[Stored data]
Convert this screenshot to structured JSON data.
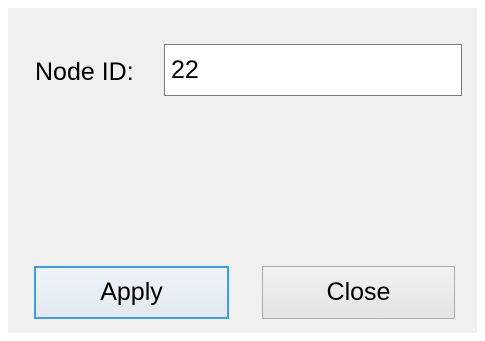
{
  "dialog": {
    "node_id_label": "Node ID:",
    "node_id_value": "22",
    "apply_label": "Apply",
    "close_label": "Close",
    "colors": {
      "background": "#f0f0f0",
      "focus_border": "#3c9ee6",
      "button_border": "#adadad"
    }
  }
}
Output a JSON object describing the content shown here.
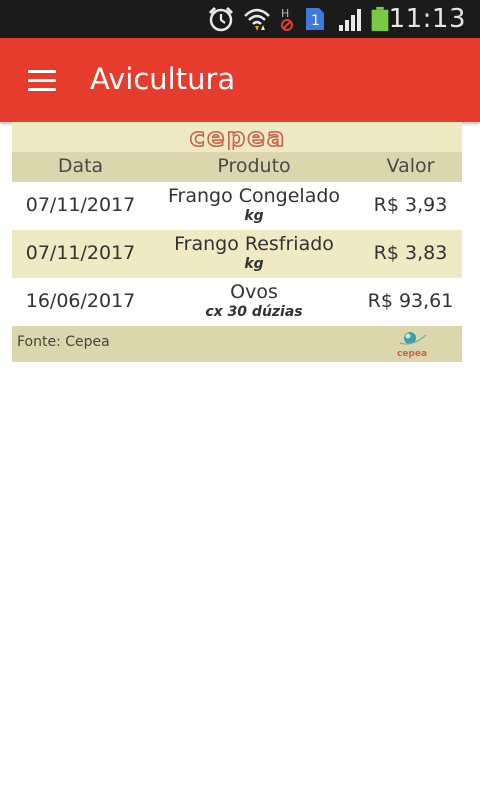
{
  "status_bar": {
    "time": "11:13",
    "icons": [
      "alarm-icon",
      "wifi-icon",
      "no-signal-h-icon",
      "sim-1-icon",
      "signal-icon",
      "battery-icon"
    ],
    "sim_number": "1"
  },
  "app_bar": {
    "title": "Avicultura",
    "color": "#e53c2e",
    "menu_icon": "hamburger-menu-icon"
  },
  "table": {
    "logo_text": "cepea",
    "headers": {
      "date": "Data",
      "product": "Produto",
      "value": "Valor"
    },
    "rows": [
      {
        "date": "07/11/2017",
        "product": "Frango Congelado",
        "unit": "kg",
        "value": "R$ 3,93"
      },
      {
        "date": "07/11/2017",
        "product": "Frango Resfriado",
        "unit": "kg",
        "value": "R$ 3,83"
      },
      {
        "date": "16/06/2017",
        "product": "Ovos",
        "unit": "cx 30 dúzias",
        "value": "R$ 93,61"
      }
    ],
    "footer": {
      "source": "Fonte: Cepea",
      "logo_text": "cepea"
    },
    "colors": {
      "light_row": "#efe9c4",
      "dark_row": "#dcd6ae"
    }
  }
}
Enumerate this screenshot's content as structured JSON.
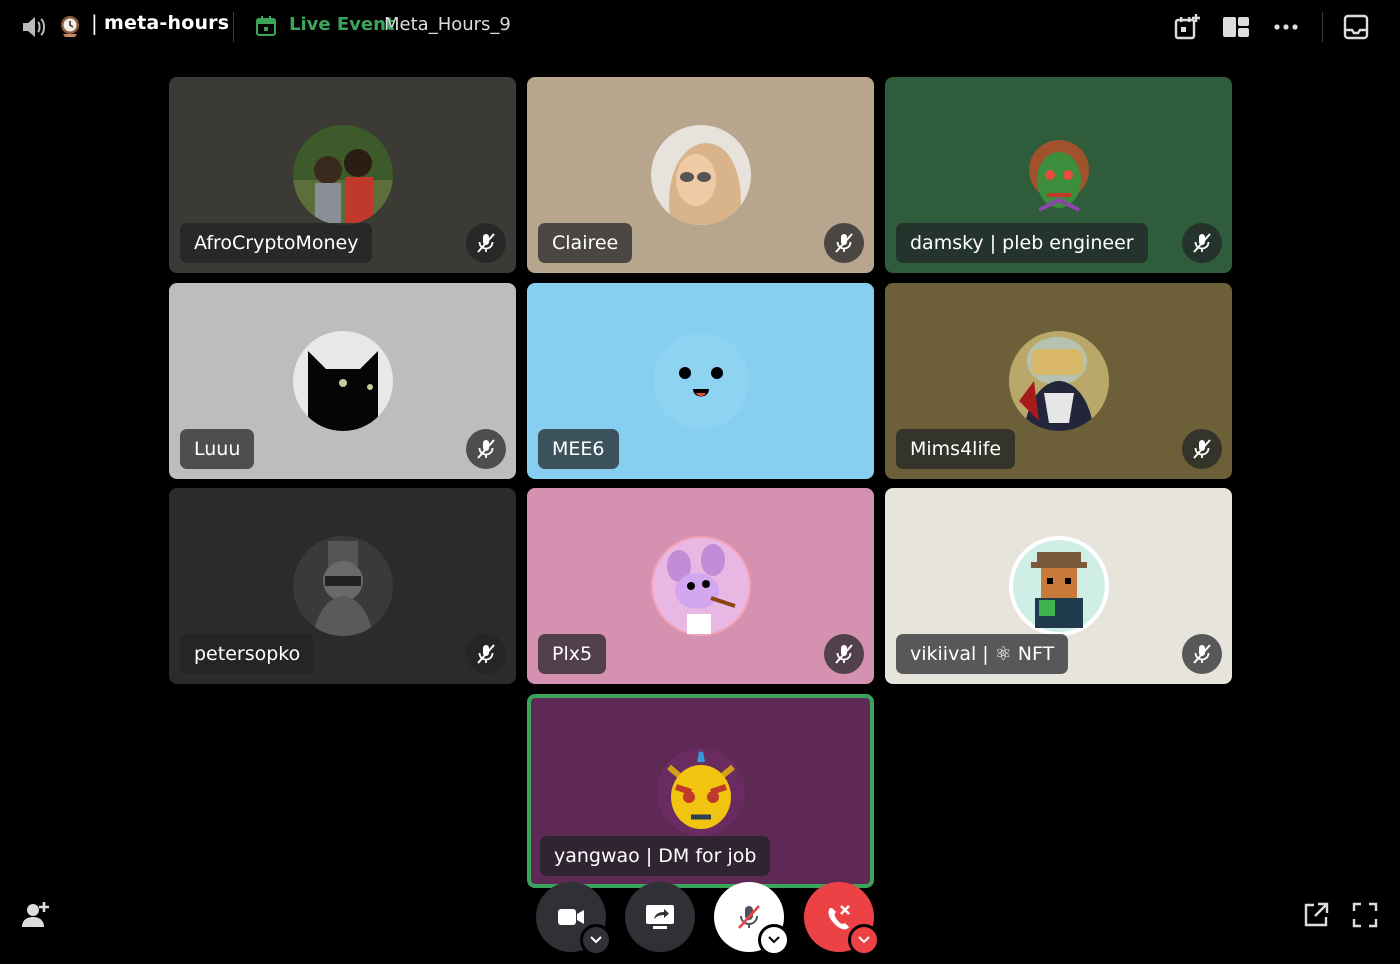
{
  "header": {
    "channel_name": "meta-hours",
    "pipe": "|",
    "live_label": "Live Event",
    "event_name": "Meta_Hours_9",
    "accent_live": "#3ba55c",
    "icons": [
      "voice-channel-icon",
      "clock-emoji-icon",
      "calendar-icon",
      "add-activity-icon",
      "grid-layout-icon",
      "more-options-icon",
      "inbox-icon"
    ]
  },
  "participants": [
    {
      "name": "AfroCryptoMoney",
      "bg": "#3b3a35",
      "muted": true
    },
    {
      "name": "Clairee",
      "bg": "#b7a58e",
      "muted": true
    },
    {
      "name": "damsky | pleb engineer",
      "bg": "#2f5d3b",
      "muted": true
    },
    {
      "name": "Luuu",
      "bg": "#bdbdbd",
      "muted": true
    },
    {
      "name": "MEE6",
      "bg": "#86cff1",
      "muted": false
    },
    {
      "name": "Mims4life",
      "bg": "#6d6038",
      "muted": true
    },
    {
      "name": "petersopko",
      "bg": "#2b2b2b",
      "muted": true
    },
    {
      "name": "Plx5",
      "bg": "#d491b0",
      "muted": true
    },
    {
      "name": "vikiival | ⚛ NFT",
      "bg": "#e7e4dc",
      "muted": true
    },
    {
      "name": "yangwao | DM for job",
      "bg": "#5e2a55",
      "muted": false,
      "speaking": true
    }
  ],
  "controls": {
    "camera": "camera-button",
    "screen_share": "screen-share-button",
    "mute": "mute-button",
    "leave": "leave-call-button",
    "leave_color": "#ed4245",
    "dark_btn": "#2f3136"
  },
  "footer_icons": [
    "add-user-icon",
    "popout-icon",
    "fullscreen-icon"
  ]
}
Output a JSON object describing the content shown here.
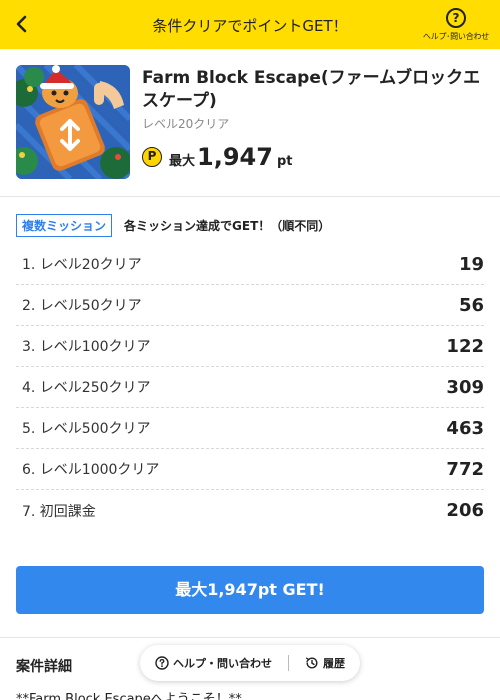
{
  "header": {
    "title": "条件クリアでポイントGET！",
    "help_label": "ヘルプ･問い合わせ",
    "help_glyph": "?",
    "back_icon": "chevron-left-icon"
  },
  "app": {
    "name": "Farm Block Escape(ファームブロックエスケープ)",
    "subtitle": "レベル20クリア",
    "reward_icon": "P",
    "reward_prefix": "最大",
    "reward_value": "1,947",
    "reward_unit": "pt"
  },
  "missions": {
    "tag": "複数ミッション",
    "description": "各ミッション達成でGET！（順不同）",
    "items": [
      {
        "label": "1. レベル20クリア",
        "points": "19"
      },
      {
        "label": "2. レベル50クリア",
        "points": "56"
      },
      {
        "label": "3. レベル100クリア",
        "points": "122"
      },
      {
        "label": "4. レベル250クリア",
        "points": "309"
      },
      {
        "label": "5. レベル500クリア",
        "points": "463"
      },
      {
        "label": "6. レベル1000クリア",
        "points": "772"
      },
      {
        "label": "7. 初回課金",
        "points": "206"
      }
    ]
  },
  "cta": {
    "label": "最大1,947pt GET!"
  },
  "details": {
    "title": "案件詳細",
    "body": "**Farm Block Escapeへようこそ！**"
  },
  "floating": {
    "help": "ヘルプ・問い合わせ",
    "history": "履歴"
  },
  "colors": {
    "header_bg": "#FFDD00",
    "accent_blue": "#3388EE",
    "coin_yellow": "#FFD400"
  }
}
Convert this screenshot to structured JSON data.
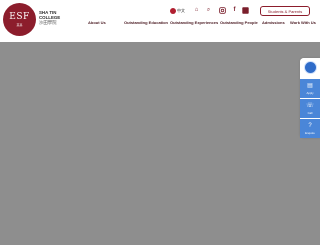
{
  "logo": {
    "text": "ESF",
    "subtitle_zh": "英基",
    "school_name_line1": "SHA TIN",
    "school_name_line2": "COLLEGE",
    "school_name_zh": "沙田學院"
  },
  "topbar": {
    "language_label": "中文",
    "icons": [
      "home-icon",
      "search-icon",
      "instagram-icon",
      "facebook-icon",
      "linkedin-icon"
    ],
    "students_parents_label": "Students & Parents"
  },
  "nav": {
    "items": [
      "About Us",
      "Outstanding Education",
      "Outstanding Experiences",
      "Outstanding People",
      "Admissions",
      "Work With Us"
    ]
  },
  "side_panel": {
    "items": [
      {
        "label": "Apply",
        "icon": "document-icon"
      },
      {
        "label": "Call",
        "icon": "phone-icon"
      },
      {
        "label": "Enquire",
        "icon": "question-icon"
      }
    ]
  },
  "colors": {
    "brand": "#8c1d2c",
    "hero": "#8e8e8e",
    "side_accent": "#4a86d8"
  }
}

» Written instruction
Each entry must be retyped word for word, with every image omitted.

» Answer to this problem
Convert this screenshot to structured JSON data.
{
  "dialog": {
    "node_id_label": "Node ID:",
    "node_id_value": "22",
    "apply_label": "Apply",
    "close_label": "Close",
    "colors": {
      "background": "#f0f0f0",
      "focus_border": "#3c9ee6",
      "button_border": "#adadad"
    }
  }
}
Output a JSON object describing the content shown here.
{
  "status_bar": {
    "time": "11:13",
    "icons": [
      "alarm-icon",
      "wifi-icon",
      "no-signal-h-icon",
      "sim-1-icon",
      "signal-icon",
      "battery-icon"
    ],
    "sim_number": "1"
  },
  "app_bar": {
    "title": "Avicultura",
    "color": "#e53c2e",
    "menu_icon": "hamburger-menu-icon"
  },
  "table": {
    "logo_text": "cepea",
    "headers": {
      "date": "Data",
      "product": "Produto",
      "value": "Valor"
    },
    "rows": [
      {
        "date": "07/11/2017",
        "product": "Frango Congelado",
        "unit": "kg",
        "value": "R$ 3,93"
      },
      {
        "date": "07/11/2017",
        "product": "Frango Resfriado",
        "unit": "kg",
        "value": "R$ 3,83"
      },
      {
        "date": "16/06/2017",
        "product": "Ovos",
        "unit": "cx 30 dúzias",
        "value": "R$ 93,61"
      }
    ],
    "footer": {
      "source": "Fonte: Cepea",
      "logo_text": "cepea"
    },
    "colors": {
      "light_row": "#efe9c4",
      "dark_row": "#dcd6ae"
    }
  }
}
Enumerate this screenshot's content as structured JSON.
{
  "header": {
    "channel_name": "meta-hours",
    "pipe": "|",
    "live_label": "Live Event",
    "event_name": "Meta_Hours_9",
    "accent_live": "#3ba55c",
    "icons": [
      "voice-channel-icon",
      "clock-emoji-icon",
      "calendar-icon",
      "add-activity-icon",
      "grid-layout-icon",
      "more-options-icon",
      "inbox-icon"
    ]
  },
  "participants": [
    {
      "name": "AfroCryptoMoney",
      "bg": "#3b3a35",
      "muted": true
    },
    {
      "name": "Clairee",
      "bg": "#b7a58e",
      "muted": true
    },
    {
      "name": "damsky | pleb engineer",
      "bg": "#2f5d3b",
      "muted": true
    },
    {
      "name": "Luuu",
      "bg": "#bdbdbd",
      "muted": true
    },
    {
      "name": "MEE6",
      "bg": "#86cff1",
      "muted": false
    },
    {
      "name": "Mims4life",
      "bg": "#6d6038",
      "muted": true
    },
    {
      "name": "petersopko",
      "bg": "#2b2b2b",
      "muted": true
    },
    {
      "name": "Plx5",
      "bg": "#d491b0",
      "muted": true
    },
    {
      "name": "vikiival | ⚛ NFT",
      "bg": "#e7e4dc",
      "muted": true
    },
    {
      "name": "yangwao | DM for job",
      "bg": "#5e2a55",
      "muted": false,
      "speaking": true
    }
  ],
  "controls": {
    "camera": "camera-button",
    "screen_share": "screen-share-button",
    "mute": "mute-button",
    "leave": "leave-call-button",
    "leave_color": "#ed4245",
    "dark_btn": "#2f3136"
  },
  "footer_icons": [
    "add-user-icon",
    "popout-icon",
    "fullscreen-icon"
  ]
}
Output a JSON object describing the content shown here.
{
  "header": {
    "title": "条件クリアでポイントGET！",
    "help_label": "ヘルプ･問い合わせ",
    "help_glyph": "?",
    "back_icon": "chevron-left-icon"
  },
  "app": {
    "name": "Farm Block Escape(ファームブロックエスケープ)",
    "subtitle": "レベル20クリア",
    "reward_icon": "P",
    "reward_prefix": "最大",
    "reward_value": "1,947",
    "reward_unit": "pt"
  },
  "missions": {
    "tag": "複数ミッション",
    "description": "各ミッション達成でGET！（順不同）",
    "items": [
      {
        "label": "1. レベル20クリア",
        "points": "19"
      },
      {
        "label": "2. レベル50クリア",
        "points": "56"
      },
      {
        "label": "3. レベル100クリア",
        "points": "122"
      },
      {
        "label": "4. レベル250クリア",
        "points": "309"
      },
      {
        "label": "5. レベル500クリア",
        "points": "463"
      },
      {
        "label": "6. レベル1000クリア",
        "points": "772"
      },
      {
        "label": "7. 初回課金",
        "points": "206"
      }
    ]
  },
  "cta": {
    "label": "最大1,947pt GET!"
  },
  "details": {
    "title": "案件詳細",
    "body": "**Farm Block Escapeへようこそ！**"
  },
  "floating": {
    "help": "ヘルプ・問い合わせ",
    "history": "履歴"
  },
  "colors": {
    "header_bg": "#FFDD00",
    "accent_blue": "#3388EE",
    "coin_yellow": "#FFD400"
  }
}
Convert this screenshot to structured JSON data.
{
  "logo": {
    "text": "ESF",
    "subtitle_zh": "英基",
    "school_name_line1": "SHA TIN",
    "school_name_line2": "COLLEGE",
    "school_name_zh": "沙田學院"
  },
  "topbar": {
    "language_label": "中文",
    "icons": [
      "home-icon",
      "search-icon",
      "instagram-icon",
      "facebook-icon",
      "linkedin-icon"
    ],
    "students_parents_label": "Students & Parents"
  },
  "nav": {
    "items": [
      "About Us",
      "Outstanding Education",
      "Outstanding Experiences",
      "Outstanding People",
      "Admissions",
      "Work With Us"
    ]
  },
  "side_panel": {
    "items": [
      {
        "label": "Apply",
        "icon": "document-icon"
      },
      {
        "label": "Call",
        "icon": "phone-icon"
      },
      {
        "label": "Enquire",
        "icon": "question-icon"
      }
    ]
  },
  "colors": {
    "brand": "#8c1d2c",
    "hero": "#8e8e8e",
    "side_accent": "#4a86d8"
  }
}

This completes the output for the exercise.